[Items listed in a dataset]:
* begin *

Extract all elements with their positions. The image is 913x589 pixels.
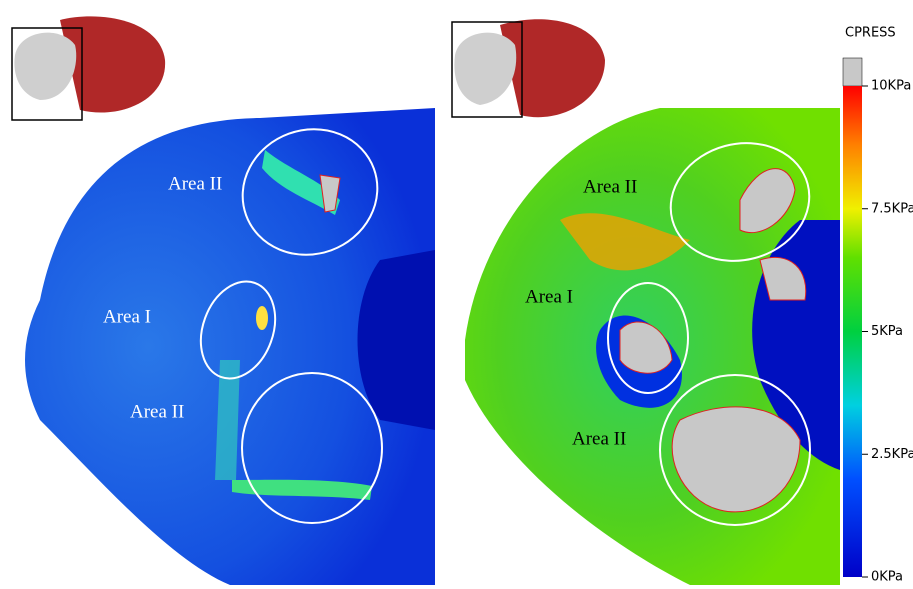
area-label: Area I — [525, 286, 573, 307]
colorbar-label: 5KPa — [871, 324, 903, 339]
right-inset — [452, 19, 605, 117]
area-label: Area II — [572, 428, 626, 449]
area-label: Area II — [583, 176, 637, 197]
colorbar-label: 7.5KPa — [871, 201, 913, 216]
left-contour — [25, 108, 435, 585]
colorbar-title: CPRESS — [845, 26, 896, 41]
left-inset — [12, 16, 165, 120]
colorbar-top — [843, 58, 862, 86]
figure: Area II Area I Area II Area II Area I Ar… — [0, 0, 913, 589]
right-contour — [465, 108, 840, 585]
colorbar-label: 10KPa — [871, 79, 911, 94]
colorbar-label: 2.5KPa — [871, 447, 913, 462]
colorbar — [843, 86, 862, 577]
area-label: Area II — [130, 401, 184, 422]
area-label: Area I — [103, 306, 151, 327]
area-label: Area II — [168, 173, 222, 194]
colorbar-label: 0KPa — [871, 570, 903, 585]
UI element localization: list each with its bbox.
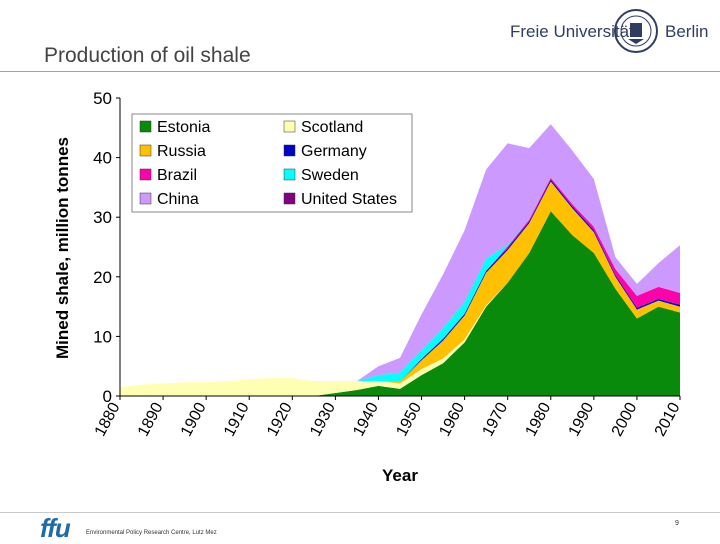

* end *

[Task objective]: Please quote each of the entries above word for word, leaving out the pictures.

[Full output]:
Extract all elements with their positions. The image is 913x589 pixels.
area-label: Area I — [525, 286, 573, 307]
colorbar-label: 5KPa — [871, 324, 903, 339]
right-inset — [452, 19, 605, 117]
area-label: Area II — [572, 428, 626, 449]
area-label: Area II — [583, 176, 637, 197]
colorbar-label: 7.5KPa — [871, 201, 913, 216]
left-contour — [25, 108, 435, 585]
colorbar-title: CPRESS — [845, 26, 896, 41]
left-inset — [12, 16, 165, 120]
colorbar-top — [843, 58, 862, 86]
figure: Area II Area I Area II Area II Area I Ar… — [0, 0, 913, 589]
right-contour — [465, 108, 840, 585]
colorbar-label: 10KPa — [871, 79, 911, 94]
colorbar-label: 2.5KPa — [871, 447, 913, 462]
colorbar — [843, 86, 862, 577]
area-label: Area II — [130, 401, 184, 422]
area-label: Area I — [103, 306, 151, 327]
area-label: Area II — [168, 173, 222, 194]
colorbar-label: 0KPa — [871, 570, 903, 585]
UI element localization: list each with its bbox.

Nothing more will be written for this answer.